What needs to be done. Write out all of the records precisely. Skip anything that is a picture.
─── Task input
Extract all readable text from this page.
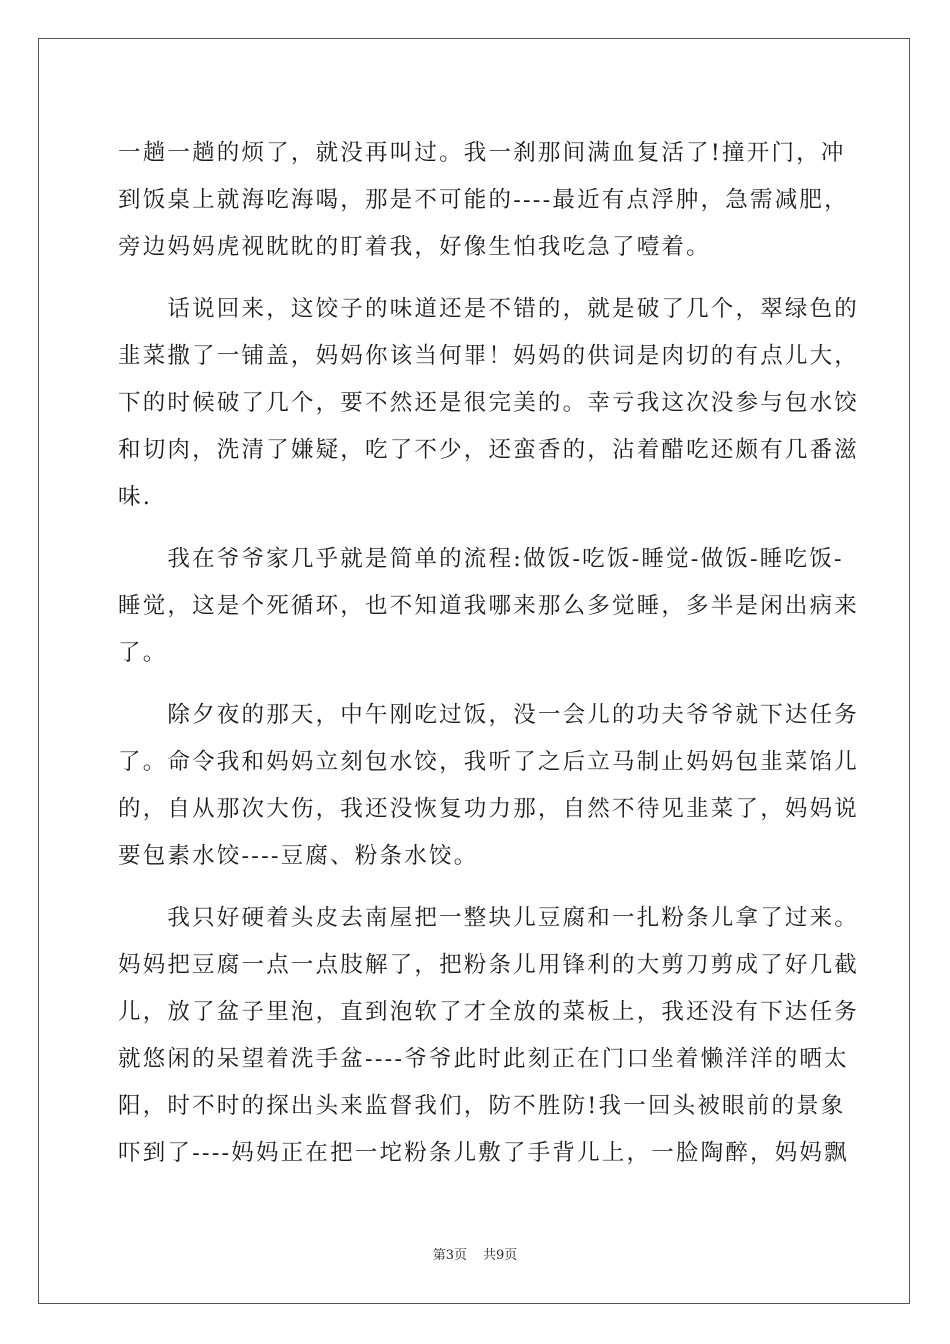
一趟一趟的烦了，就没再叫过。我一刹那间满血复活了!撞开门，冲
到饭桌上就海吃海喝，那是不可能的----最近有点浮肿，急需减肥，
旁边妈妈虎视眈眈的盯着我，好像生怕我吃急了噎着。
　　话说回来，这饺子的味道还是不错的，就是破了几个，翠绿色的
韭菜撒了一铺盖，妈妈你该当何罪！妈妈的供词是肉切的有点儿大，
下的时候破了几个，要不然还是很完美的。幸亏我这次没参与包水饺
和切肉，洗清了嫌疑，吃了不少，还蛮香的，沾着醋吃还颇有几番滋
味.
　　我在爷爷家几乎就是简单的流程:做饭-吃饭-睡觉-做饭-睡吃饭-
睡觉，这是个死循环，也不知道我哪来那么多觉睡，多半是闲出病来
了。
　　除夕夜的那天，中午刚吃过饭，没一会儿的功夫爷爷就下达任务
了。命令我和妈妈立刻包水饺，我听了之后立马制止妈妈包韭菜馅儿
的，自从那次大伤，我还没恢复功力那，自然不待见韭菜了，妈妈说
要包素水饺----豆腐、粉条水饺。
　　我只好硬着头皮去南屋把一整块儿豆腐和一扎粉条儿拿了过来。
妈妈把豆腐一点一点肢解了，把粉条儿用锋利的大剪刀剪成了好几截
儿，放了盆子里泡，直到泡软了才全放的菜板上，我还没有下达任务
就悠闲的呆望着洗手盆----爷爷此时此刻正在门口坐着懒洋洋的晒太
阳，时不时的探出头来监督我们，防不胜防!我一回头被眼前的景象
吓到了----妈妈正在把一坨粉条儿敷了手背儿上，一脸陶醉，妈妈飘
第3页 共9页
──────
Expected answer.
Extract all readable text from this page.
一趟一趟的烦了，就没再叫过。我一刹那间满血复活了!撞开门，冲
到饭桌上就海吃海喝，那是不可能的----最近有点浮肿，急需减肥，
旁边妈妈虎视眈眈的盯着我，好像生怕我吃急了噎着。
　　话说回来，这饺子的味道还是不错的，就是破了几个，翠绿色的
韭菜撒了一铺盖，妈妈你该当何罪！妈妈的供词是肉切的有点儿大，
下的时候破了几个，要不然还是很完美的。幸亏我这次没参与包水饺
和切肉，洗清了嫌疑，吃了不少，还蛮香的，沾着醋吃还颇有几番滋
味.
　　我在爷爷家几乎就是简单的流程:做饭-吃饭-睡觉-做饭-睡吃饭-
睡觉，这是个死循环，也不知道我哪来那么多觉睡，多半是闲出病来
了。
　　除夕夜的那天，中午刚吃过饭，没一会儿的功夫爷爷就下达任务
了。命令我和妈妈立刻包水饺，我听了之后立马制止妈妈包韭菜馅儿
的，自从那次大伤，我还没恢复功力那，自然不待见韭菜了，妈妈说
要包素水饺----豆腐、粉条水饺。
　　我只好硬着头皮去南屋把一整块儿豆腐和一扎粉条儿拿了过来。
妈妈把豆腐一点一点肢解了，把粉条儿用锋利的大剪刀剪成了好几截
儿，放了盆子里泡，直到泡软了才全放的菜板上，我还没有下达任务
就悠闲的呆望着洗手盆----爷爷此时此刻正在门口坐着懒洋洋的晒太
阳，时不时的探出头来监督我们，防不胜防!我一回头被眼前的景象
吓到了----妈妈正在把一坨粉条儿敷了手背儿上，一脸陶醉，妈妈飘
第3页 共9页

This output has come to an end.